Required work: Lines containing the word "text" are to be located and copied.

================================

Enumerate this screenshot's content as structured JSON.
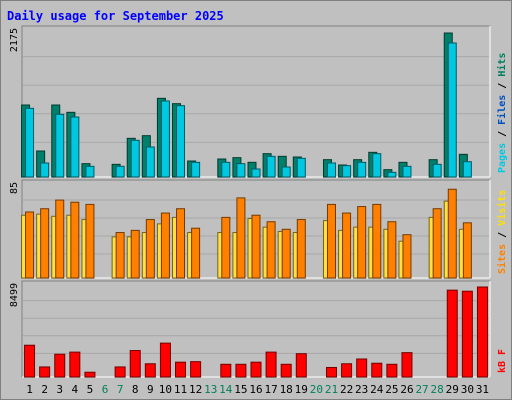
{
  "chart_data": {
    "type": "bar",
    "title": "Daily usage for September 2025",
    "days": [
      "1",
      "2",
      "3",
      "4",
      "5",
      "6",
      "7",
      "8",
      "9",
      "10",
      "11",
      "12",
      "13",
      "14",
      "15",
      "16",
      "17",
      "18",
      "19",
      "20",
      "21",
      "22",
      "23",
      "24",
      "25",
      "26",
      "27",
      "28",
      "29",
      "30",
      "31"
    ],
    "weekend_days": [
      "6",
      "7",
      "13",
      "14",
      "20",
      "21",
      "27",
      "28"
    ],
    "panels": [
      {
        "id": "hits",
        "ymax": 2175,
        "ymax_label": "2175",
        "axis_labels": [
          {
            "text": "Pages",
            "color": "#00c8e0"
          },
          {
            "text": "Files",
            "color": "#0050c0"
          },
          {
            "text": "Hits",
            "color": "#008060"
          }
        ],
        "series": [
          {
            "key": "hits",
            "color": "#00806a",
            "values": [
              1080,
              390,
              1080,
              970,
              200,
              0,
              190,
              580,
              620,
              1180,
              1100,
              240,
              0,
              270,
              290,
              220,
              350,
              310,
              300,
              0,
              260,
              180,
              260,
              370,
              110,
              220,
              0,
              260,
              2160,
              340,
              0
            ]
          },
          {
            "key": "files",
            "color": "#00c8e0",
            "values": [
              1030,
              210,
              940,
              900,
              160,
              0,
              160,
              550,
              450,
              1140,
              1070,
              220,
              0,
              220,
              200,
              120,
              310,
              150,
              280,
              0,
              210,
              170,
              220,
              350,
              70,
              160,
              0,
              190,
              2010,
              230,
              0
            ]
          }
        ]
      },
      {
        "id": "visits",
        "ymax": 85,
        "ymax_label": "85",
        "axis_labels": [
          {
            "text": "Sites",
            "color": "#ff8000"
          },
          {
            "text": "Visits",
            "color": "#ffe000"
          }
        ],
        "series": [
          {
            "key": "visits",
            "color": "#ffe040",
            "values": [
              58,
              59,
              57,
              58,
              54,
              0,
              38,
              38,
              42,
              50,
              56,
              42,
              0,
              42,
              42,
              55,
              47,
              43,
              42,
              0,
              53,
              44,
              47,
              47,
              45,
              34,
              0,
              56,
              71,
              45,
              0
            ]
          },
          {
            "key": "sites",
            "color": "#ff8000",
            "values": [
              61,
              64,
              72,
              70,
              68,
              0,
              42,
              44,
              54,
              60,
              64,
              46,
              0,
              56,
              74,
              58,
              52,
              45,
              54,
              0,
              68,
              60,
              66,
              68,
              52,
              40,
              0,
              64,
              82,
              51,
              0
            ]
          }
        ]
      },
      {
        "id": "kbytes",
        "ymax": 8499,
        "ymax_label": "8499",
        "axis_labels": [
          {
            "text": "kB F",
            "color": "#ff0000"
          }
        ],
        "series": [
          {
            "key": "kbytes",
            "color": "#ff0000",
            "values": [
              3000,
              950,
              2150,
              2350,
              450,
              0,
              950,
              2500,
              1250,
              3200,
              1400,
              1450,
              0,
              1200,
              1200,
              1400,
              2350,
              1200,
              2200,
              0,
              900,
              1250,
              1700,
              1300,
              1200,
              2300,
              0,
              0,
              8200,
              8100,
              8499
            ]
          }
        ]
      }
    ]
  }
}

================================

The solution:
            "text": "Pages",
            "text": "Files",
            "text": "Hits",
            "text": "Sites",
            "text": "Visits",
            "text": "kB F",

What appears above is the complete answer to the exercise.